**The input**.
+++
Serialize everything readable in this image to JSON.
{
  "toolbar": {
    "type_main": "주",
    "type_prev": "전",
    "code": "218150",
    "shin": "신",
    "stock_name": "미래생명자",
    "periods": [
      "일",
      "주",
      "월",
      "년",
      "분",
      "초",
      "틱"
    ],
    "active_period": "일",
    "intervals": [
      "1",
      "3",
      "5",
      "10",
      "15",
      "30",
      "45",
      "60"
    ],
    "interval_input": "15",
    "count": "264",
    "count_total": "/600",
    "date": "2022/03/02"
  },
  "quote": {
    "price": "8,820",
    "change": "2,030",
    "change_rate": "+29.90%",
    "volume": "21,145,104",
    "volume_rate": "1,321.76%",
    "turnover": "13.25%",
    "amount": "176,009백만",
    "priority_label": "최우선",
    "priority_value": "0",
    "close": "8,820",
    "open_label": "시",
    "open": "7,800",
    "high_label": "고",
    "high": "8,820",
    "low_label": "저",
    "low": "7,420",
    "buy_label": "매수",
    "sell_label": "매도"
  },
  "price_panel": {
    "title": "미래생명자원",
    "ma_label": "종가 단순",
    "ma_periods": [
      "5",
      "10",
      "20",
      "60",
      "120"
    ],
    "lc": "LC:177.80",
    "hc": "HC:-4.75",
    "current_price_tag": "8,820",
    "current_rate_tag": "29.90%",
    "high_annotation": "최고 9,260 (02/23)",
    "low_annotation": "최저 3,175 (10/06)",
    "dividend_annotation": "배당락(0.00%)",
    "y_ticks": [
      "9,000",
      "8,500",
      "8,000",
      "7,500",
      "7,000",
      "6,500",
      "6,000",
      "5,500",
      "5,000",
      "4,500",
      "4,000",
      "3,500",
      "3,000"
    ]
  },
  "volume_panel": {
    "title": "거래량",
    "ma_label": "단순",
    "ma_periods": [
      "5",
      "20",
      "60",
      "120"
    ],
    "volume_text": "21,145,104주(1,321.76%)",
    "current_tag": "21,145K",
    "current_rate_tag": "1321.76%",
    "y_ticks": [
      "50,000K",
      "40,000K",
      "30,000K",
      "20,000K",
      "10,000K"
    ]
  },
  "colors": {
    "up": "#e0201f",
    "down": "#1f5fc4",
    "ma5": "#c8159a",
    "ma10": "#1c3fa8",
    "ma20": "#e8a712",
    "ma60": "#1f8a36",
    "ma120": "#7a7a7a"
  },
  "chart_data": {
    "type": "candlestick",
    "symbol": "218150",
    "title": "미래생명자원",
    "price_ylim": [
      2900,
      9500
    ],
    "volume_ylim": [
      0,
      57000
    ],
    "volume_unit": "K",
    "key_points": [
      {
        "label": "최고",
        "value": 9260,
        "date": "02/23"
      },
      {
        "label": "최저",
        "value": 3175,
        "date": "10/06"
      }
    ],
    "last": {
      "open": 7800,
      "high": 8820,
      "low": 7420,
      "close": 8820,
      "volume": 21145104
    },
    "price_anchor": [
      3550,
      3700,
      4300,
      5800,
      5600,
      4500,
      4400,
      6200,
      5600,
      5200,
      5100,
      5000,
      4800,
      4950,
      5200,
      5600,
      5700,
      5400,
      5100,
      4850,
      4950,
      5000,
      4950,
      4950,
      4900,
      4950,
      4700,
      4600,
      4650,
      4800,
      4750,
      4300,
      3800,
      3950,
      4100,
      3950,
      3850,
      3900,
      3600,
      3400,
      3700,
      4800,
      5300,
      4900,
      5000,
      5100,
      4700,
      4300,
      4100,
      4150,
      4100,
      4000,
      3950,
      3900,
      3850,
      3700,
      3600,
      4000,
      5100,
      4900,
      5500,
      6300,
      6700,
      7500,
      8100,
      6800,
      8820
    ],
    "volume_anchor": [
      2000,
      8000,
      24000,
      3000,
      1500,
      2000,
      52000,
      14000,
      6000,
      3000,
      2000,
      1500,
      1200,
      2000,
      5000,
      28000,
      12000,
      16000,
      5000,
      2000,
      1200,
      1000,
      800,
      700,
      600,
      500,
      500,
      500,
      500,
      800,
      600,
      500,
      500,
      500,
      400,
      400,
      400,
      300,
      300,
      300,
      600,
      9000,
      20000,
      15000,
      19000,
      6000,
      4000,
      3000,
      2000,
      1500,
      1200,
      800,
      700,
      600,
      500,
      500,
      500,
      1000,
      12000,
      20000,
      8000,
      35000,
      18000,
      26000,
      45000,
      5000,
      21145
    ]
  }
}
+++
**Your instructions**. Output the listing above word for word.

**Solved problem**.
Serialize everything readable in this image to JSON.
{
  "toolbar": {
    "type_main": "주",
    "type_prev": "전",
    "code": "218150",
    "shin": "신",
    "stock_name": "미래생명자",
    "periods": [
      "일",
      "주",
      "월",
      "년",
      "분",
      "초",
      "틱"
    ],
    "active_period": "일",
    "intervals": [
      "1",
      "3",
      "5",
      "10",
      "15",
      "30",
      "45",
      "60"
    ],
    "interval_input": "15",
    "count": "264",
    "count_total": "/600",
    "date": "2022/03/02"
  },
  "quote": {
    "price": "8,820",
    "change": "2,030",
    "change_rate": "+29.90%",
    "volume": "21,145,104",
    "volume_rate": "1,321.76%",
    "turnover": "13.25%",
    "amount": "176,009백만",
    "priority_label": "최우선",
    "priority_value": "0",
    "close": "8,820",
    "open_label": "시",
    "open": "7,800",
    "high_label": "고",
    "high": "8,820",
    "low_label": "저",
    "low": "7,420",
    "buy_label": "매수",
    "sell_label": "매도"
  },
  "price_panel": {
    "title": "미래생명자원",
    "ma_label": "종가 단순",
    "ma_periods": [
      "5",
      "10",
      "20",
      "60",
      "120"
    ],
    "lc": "LC:177.80",
    "hc": "HC:-4.75",
    "current_price_tag": "8,820",
    "current_rate_tag": "29.90%",
    "high_annotation": "최고 9,260 (02/23)",
    "low_annotation": "최저 3,175 (10/06)",
    "dividend_annotation": "배당락(0.00%)",
    "y_ticks": [
      "9,000",
      "8,500",
      "8,000",
      "7,500",
      "7,000",
      "6,500",
      "6,000",
      "5,500",
      "5,000",
      "4,500",
      "4,000",
      "3,500",
      "3,000"
    ]
  },
  "volume_panel": {
    "title": "거래량",
    "ma_label": "단순",
    "ma_periods": [
      "5",
      "20",
      "60",
      "120"
    ],
    "volume_text": "21,145,104주(1,321.76%)",
    "current_tag": "21,145K",
    "current_rate_tag": "1321.76%",
    "y_ticks": [
      "50,000K",
      "40,000K",
      "30,000K",
      "20,000K",
      "10,000K"
    ]
  },
  "colors": {
    "up": "#e0201f",
    "down": "#1f5fc4",
    "ma5": "#c8159a",
    "ma10": "#1c3fa8",
    "ma20": "#e8a712",
    "ma60": "#1f8a36",
    "ma120": "#7a7a7a"
  },
  "chart_data": {
    "type": "candlestick",
    "symbol": "218150",
    "title": "미래생명자원",
    "price_ylim": [
      2900,
      9500
    ],
    "volume_ylim": [
      0,
      57000
    ],
    "volume_unit": "K",
    "key_points": [
      {
        "label": "최고",
        "value": 9260,
        "date": "02/23"
      },
      {
        "label": "최저",
        "value": 3175,
        "date": "10/06"
      }
    ],
    "last": {
      "open": 7800,
      "high": 8820,
      "low": 7420,
      "close": 8820,
      "volume": 21145104
    },
    "price_anchor": [
      3550,
      3700,
      4300,
      5800,
      5600,
      4500,
      4400,
      6200,
      5600,
      5200,
      5100,
      5000,
      4800,
      4950,
      5200,
      5600,
      5700,
      5400,
      5100,
      4850,
      4950,
      5000,
      4950,
      4950,
      4900,
      4950,
      4700,
      4600,
      4650,
      4800,
      4750,
      4300,
      3800,
      3950,
      4100,
      3950,
      3850,
      3900,
      3600,
      3400,
      3700,
      4800,
      5300,
      4900,
      5000,
      5100,
      4700,
      4300,
      4100,
      4150,
      4100,
      4000,
      3950,
      3900,
      3850,
      3700,
      3600,
      4000,
      5100,
      4900,
      5500,
      6300,
      6700,
      7500,
      8100,
      6800,
      8820
    ],
    "volume_anchor": [
      2000,
      8000,
      24000,
      3000,
      1500,
      2000,
      52000,
      14000,
      6000,
      3000,
      2000,
      1500,
      1200,
      2000,
      5000,
      28000,
      12000,
      16000,
      5000,
      2000,
      1200,
      1000,
      800,
      700,
      600,
      500,
      500,
      500,
      500,
      800,
      600,
      500,
      500,
      500,
      400,
      400,
      400,
      300,
      300,
      300,
      600,
      9000,
      20000,
      15000,
      19000,
      6000,
      4000,
      3000,
      2000,
      1500,
      1200,
      800,
      700,
      600,
      500,
      500,
      500,
      1000,
      12000,
      20000,
      8000,
      35000,
      18000,
      26000,
      45000,
      5000,
      21145
    ]
  }
}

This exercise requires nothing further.